Written problem:
Reproduce all the material exactly, minus any pictures it holds.

Task input:
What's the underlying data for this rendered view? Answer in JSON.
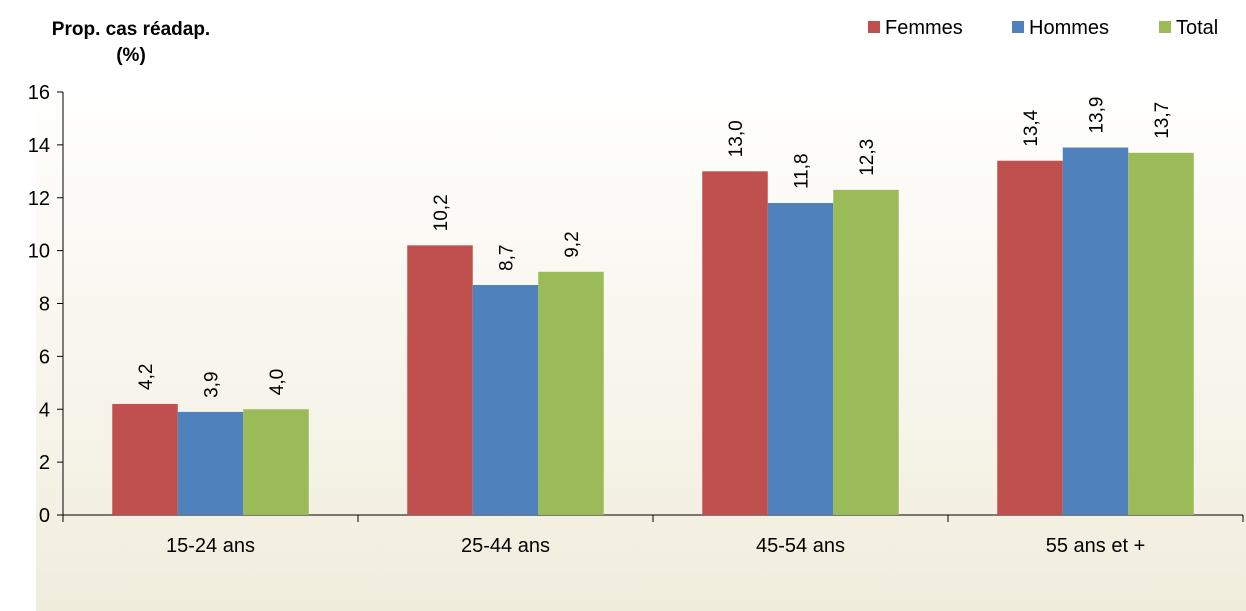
{
  "chart_data": {
    "type": "bar",
    "ylabel_lines": [
      "Prop. cas réadap.",
      "(%)"
    ],
    "categories": [
      "15-24 ans",
      "25-44 ans",
      "45-54 ans",
      "55 ans et +"
    ],
    "series": [
      {
        "name": "Femmes",
        "color": "#C0504D",
        "values": [
          4.2,
          10.2,
          13.0,
          13.4
        ],
        "labels": [
          "4,2",
          "10,2",
          "13,0",
          "13,4"
        ]
      },
      {
        "name": "Hommes",
        "color": "#4F81BD",
        "values": [
          3.9,
          8.7,
          11.8,
          13.9
        ],
        "labels": [
          "3,9",
          "8,7",
          "11,8",
          "13,9"
        ]
      },
      {
        "name": "Total",
        "color": "#9BBB59",
        "values": [
          4.0,
          9.2,
          12.3,
          13.7
        ],
        "labels": [
          "4,0",
          "9,2",
          "12,3",
          "13,7"
        ]
      }
    ],
    "ylim": [
      0,
      16
    ],
    "yticks": [
      0,
      2,
      4,
      6,
      8,
      10,
      12,
      14,
      16
    ],
    "legend_position": "top-right",
    "grid": false,
    "background_gradient": [
      "#FFFFFF",
      "#F1EDDD"
    ]
  }
}
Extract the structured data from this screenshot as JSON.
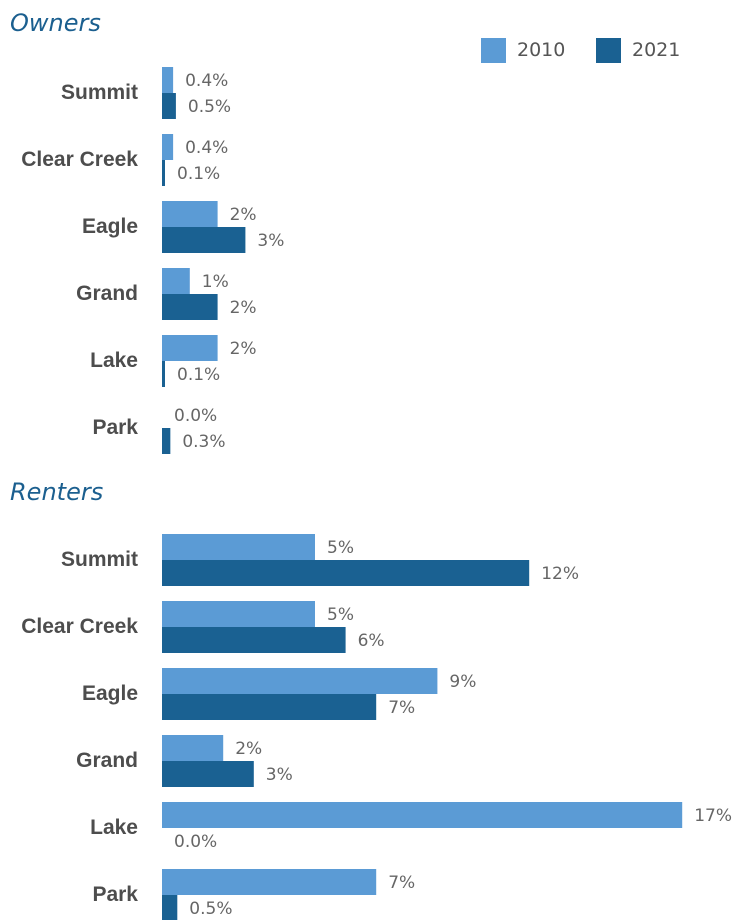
{
  "colors": {
    "series_2010": "#5b9bd5",
    "series_2021": "#1a6192",
    "panel_title": "#1b5f8f"
  },
  "legend": {
    "placement": "top-right",
    "items": [
      "2010",
      "2021"
    ]
  },
  "chart_data": [
    {
      "type": "bar",
      "orientation": "horizontal",
      "title": "Owners",
      "categories": [
        "Summit",
        "Clear Creek",
        "Eagle",
        "Grand",
        "Lake",
        "Park"
      ],
      "series": [
        {
          "name": "2010",
          "values": [
            0.4,
            0.4,
            2,
            1,
            2,
            0.0
          ],
          "labels": [
            "0.4%",
            "0.4%",
            "2%",
            "1%",
            "2%",
            "0.0%"
          ]
        },
        {
          "name": "2021",
          "values": [
            0.5,
            0.1,
            3,
            2,
            0.1,
            0.3
          ],
          "labels": [
            "0.5%",
            "0.1%",
            "3%",
            "2%",
            "0.1%",
            "0.3%"
          ]
        }
      ],
      "grid": false
    },
    {
      "type": "bar",
      "orientation": "horizontal",
      "title": "Renters",
      "categories": [
        "Summit",
        "Clear Creek",
        "Eagle",
        "Grand",
        "Lake",
        "Park"
      ],
      "series": [
        {
          "name": "2010",
          "values": [
            5,
            5,
            9,
            2,
            17,
            7
          ],
          "labels": [
            "5%",
            "5%",
            "9%",
            "2%",
            "17%",
            "7%"
          ]
        },
        {
          "name": "2021",
          "values": [
            12,
            6,
            7,
            3,
            0.0,
            0.5
          ],
          "labels": [
            "12%",
            "6%",
            "7%",
            "3%",
            "0.0%",
            "0.5%"
          ]
        }
      ],
      "grid": false
    }
  ]
}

Task result:
What's the underlying data for this rendered view? Answer in JSON.
{
  "chart_data": {
    "type": "bar",
    "ylabel_lines": [
      "Prop. cas réadap.",
      "(%)"
    ],
    "categories": [
      "15-24 ans",
      "25-44 ans",
      "45-54 ans",
      "55 ans et +"
    ],
    "series": [
      {
        "name": "Femmes",
        "color": "#C0504D",
        "values": [
          4.2,
          10.2,
          13.0,
          13.4
        ],
        "labels": [
          "4,2",
          "10,2",
          "13,0",
          "13,4"
        ]
      },
      {
        "name": "Hommes",
        "color": "#4F81BD",
        "values": [
          3.9,
          8.7,
          11.8,
          13.9
        ],
        "labels": [
          "3,9",
          "8,7",
          "11,8",
          "13,9"
        ]
      },
      {
        "name": "Total",
        "color": "#9BBB59",
        "values": [
          4.0,
          9.2,
          12.3,
          13.7
        ],
        "labels": [
          "4,0",
          "9,2",
          "12,3",
          "13,7"
        ]
      }
    ],
    "ylim": [
      0,
      16
    ],
    "yticks": [
      0,
      2,
      4,
      6,
      8,
      10,
      12,
      14,
      16
    ],
    "legend_position": "top-right",
    "grid": false,
    "background_gradient": [
      "#FFFFFF",
      "#F1EDDD"
    ]
  }
}
Extract the structured data from this screenshot as JSON.
{
  "colors": {
    "series_2010": "#5b9bd5",
    "series_2021": "#1a6192",
    "panel_title": "#1b5f8f"
  },
  "legend": {
    "placement": "top-right",
    "items": [
      "2010",
      "2021"
    ]
  },
  "chart_data": [
    {
      "type": "bar",
      "orientation": "horizontal",
      "title": "Owners",
      "categories": [
        "Summit",
        "Clear Creek",
        "Eagle",
        "Grand",
        "Lake",
        "Park"
      ],
      "series": [
        {
          "name": "2010",
          "values": [
            0.4,
            0.4,
            2,
            1,
            2,
            0.0
          ],
          "labels": [
            "0.4%",
            "0.4%",
            "2%",
            "1%",
            "2%",
            "0.0%"
          ]
        },
        {
          "name": "2021",
          "values": [
            0.5,
            0.1,
            3,
            2,
            0.1,
            0.3
          ],
          "labels": [
            "0.5%",
            "0.1%",
            "3%",
            "2%",
            "0.1%",
            "0.3%"
          ]
        }
      ],
      "grid": false
    },
    {
      "type": "bar",
      "orientation": "horizontal",
      "title": "Renters",
      "categories": [
        "Summit",
        "Clear Creek",
        "Eagle",
        "Grand",
        "Lake",
        "Park"
      ],
      "series": [
        {
          "name": "2010",
          "values": [
            5,
            5,
            9,
            2,
            17,
            7
          ],
          "labels": [
            "5%",
            "5%",
            "9%",
            "2%",
            "17%",
            "7%"
          ]
        },
        {
          "name": "2021",
          "values": [
            12,
            6,
            7,
            3,
            0.0,
            0.5
          ],
          "labels": [
            "12%",
            "6%",
            "7%",
            "3%",
            "0.0%",
            "0.5%"
          ]
        }
      ],
      "grid": false
    }
  ]
}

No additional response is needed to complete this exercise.